(Saved data entries)
══════

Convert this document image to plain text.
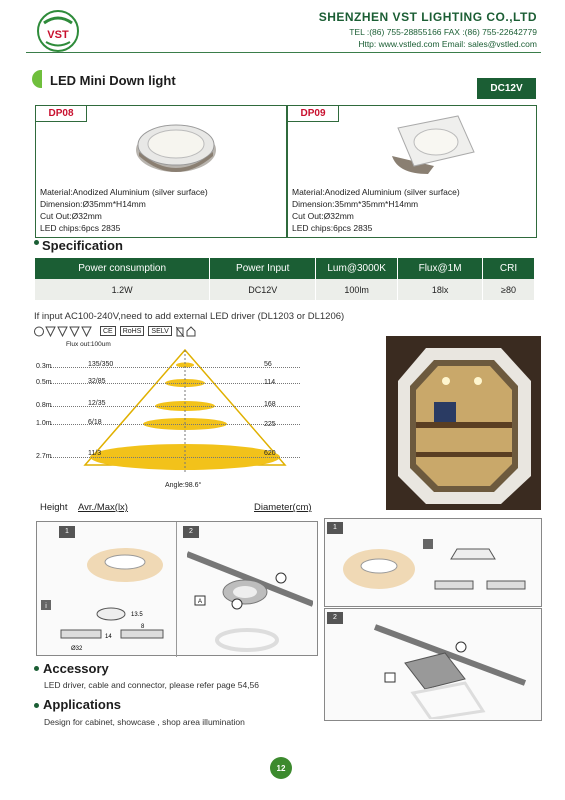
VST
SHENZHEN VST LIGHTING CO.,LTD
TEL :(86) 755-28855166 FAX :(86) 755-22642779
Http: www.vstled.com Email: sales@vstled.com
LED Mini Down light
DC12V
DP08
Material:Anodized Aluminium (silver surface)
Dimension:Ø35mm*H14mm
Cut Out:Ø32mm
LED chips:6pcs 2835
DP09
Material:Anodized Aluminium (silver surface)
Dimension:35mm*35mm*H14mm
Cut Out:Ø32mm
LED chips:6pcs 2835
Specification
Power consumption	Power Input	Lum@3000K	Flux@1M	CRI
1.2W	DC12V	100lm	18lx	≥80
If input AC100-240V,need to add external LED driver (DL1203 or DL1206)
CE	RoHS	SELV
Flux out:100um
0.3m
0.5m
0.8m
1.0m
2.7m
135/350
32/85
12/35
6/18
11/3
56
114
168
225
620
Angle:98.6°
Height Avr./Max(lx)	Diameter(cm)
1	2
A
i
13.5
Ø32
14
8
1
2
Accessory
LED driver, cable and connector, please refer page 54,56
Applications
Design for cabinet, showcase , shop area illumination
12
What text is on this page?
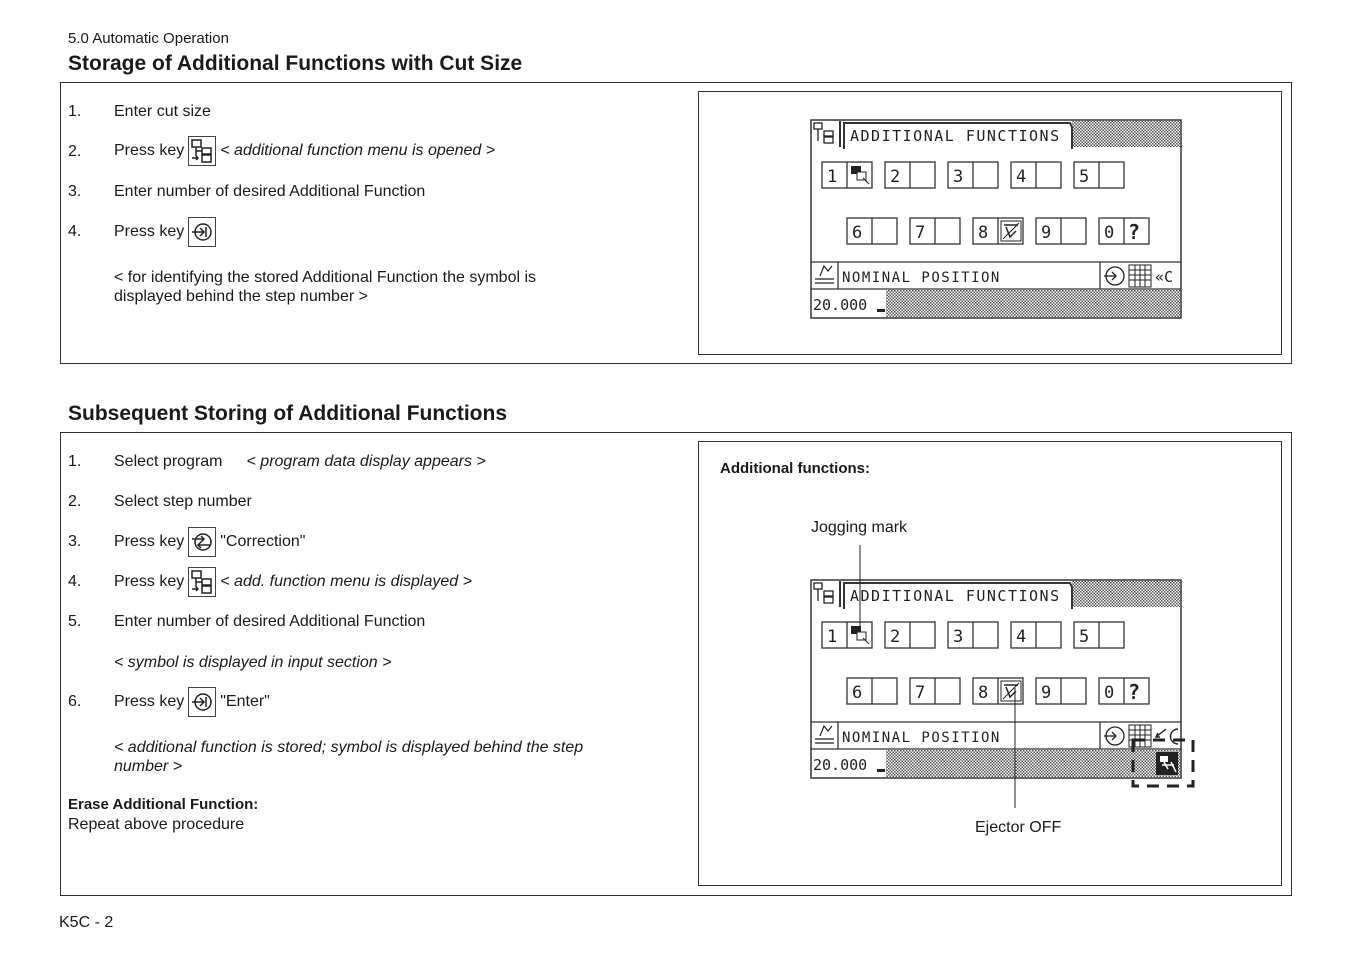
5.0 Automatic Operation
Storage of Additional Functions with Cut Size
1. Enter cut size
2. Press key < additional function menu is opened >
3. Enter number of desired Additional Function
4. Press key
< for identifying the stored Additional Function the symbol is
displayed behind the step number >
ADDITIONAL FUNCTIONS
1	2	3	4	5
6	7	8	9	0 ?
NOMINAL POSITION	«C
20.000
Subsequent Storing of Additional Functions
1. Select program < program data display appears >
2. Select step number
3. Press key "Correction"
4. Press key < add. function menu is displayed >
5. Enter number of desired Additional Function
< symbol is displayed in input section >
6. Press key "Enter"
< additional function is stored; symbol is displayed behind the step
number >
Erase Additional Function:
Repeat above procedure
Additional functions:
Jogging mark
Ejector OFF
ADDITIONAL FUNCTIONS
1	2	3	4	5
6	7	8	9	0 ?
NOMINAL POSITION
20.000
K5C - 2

══════

[Task goal]:
Print all of the entries word for word. Omit the pictures they contain.

[Task response]:
Convert this document image to plain text.
VST
SHENZHEN VST LIGHTING CO.,LTD
TEL :(86) 755-28855166 FAX :(86) 755-22642779
Http: www.vstled.com Email: sales@vstled.com
LED Mini Down light
DC12V
DP08
Material:Anodized Aluminium (silver surface)
Dimension:Ø35mm*H14mm
Cut Out:Ø32mm
LED chips:6pcs 2835
DP09
Material:Anodized Aluminium (silver surface)
Dimension:35mm*35mm*H14mm
Cut Out:Ø32mm
LED chips:6pcs 2835
Specification
Power consumption	Power Input	Lum@3000K	Flux@1M	CRI
1.2W	DC12V	100lm	18lx	≥80
If input AC100-240V,need to add external LED driver (DL1203 or DL1206)
CE	RoHS	SELV
Flux out:100um
0.3m
0.5m
0.8m
1.0m
2.7m
135/350
32/85
12/35
6/18
11/3
56
114
168
225
620
Angle:98.6°
Height Avr./Max(lx)	Diameter(cm)
1	2
A
i
13.5
Ø32
14
8
1
2
Accessory
LED driver, cable and connector, please refer page 54,56
Applications
Design for cabinet, showcase , shop area illumination
12
What text is on this page?
5.0 Automatic Operation
Storage of Additional Functions with Cut Size
1. Enter cut size
2. Press key < additional function menu is opened >
3. Enter number of desired Additional Function
4. Press key
< for identifying the stored Additional Function the symbol is
displayed behind the step number >
ADDITIONAL FUNCTIONS
1	2	3	4	5
6	7	8	9	0 ?
NOMINAL POSITION	«C
20.000
Subsequent Storing of Additional Functions
1. Select program < program data display appears >
2. Select step number
3. Press key "Correction"
4. Press key < add. function menu is displayed >
5. Enter number of desired Additional Function
< symbol is displayed in input section >
6. Press key "Enter"
< additional function is stored; symbol is displayed behind the step
number >
Erase Additional Function:
Repeat above procedure
Additional functions:
Jogging mark
Ejector OFF
ADDITIONAL FUNCTIONS
1	2	3	4	5
6	7	8	9	0 ?
NOMINAL POSITION
20.000
K5C - 2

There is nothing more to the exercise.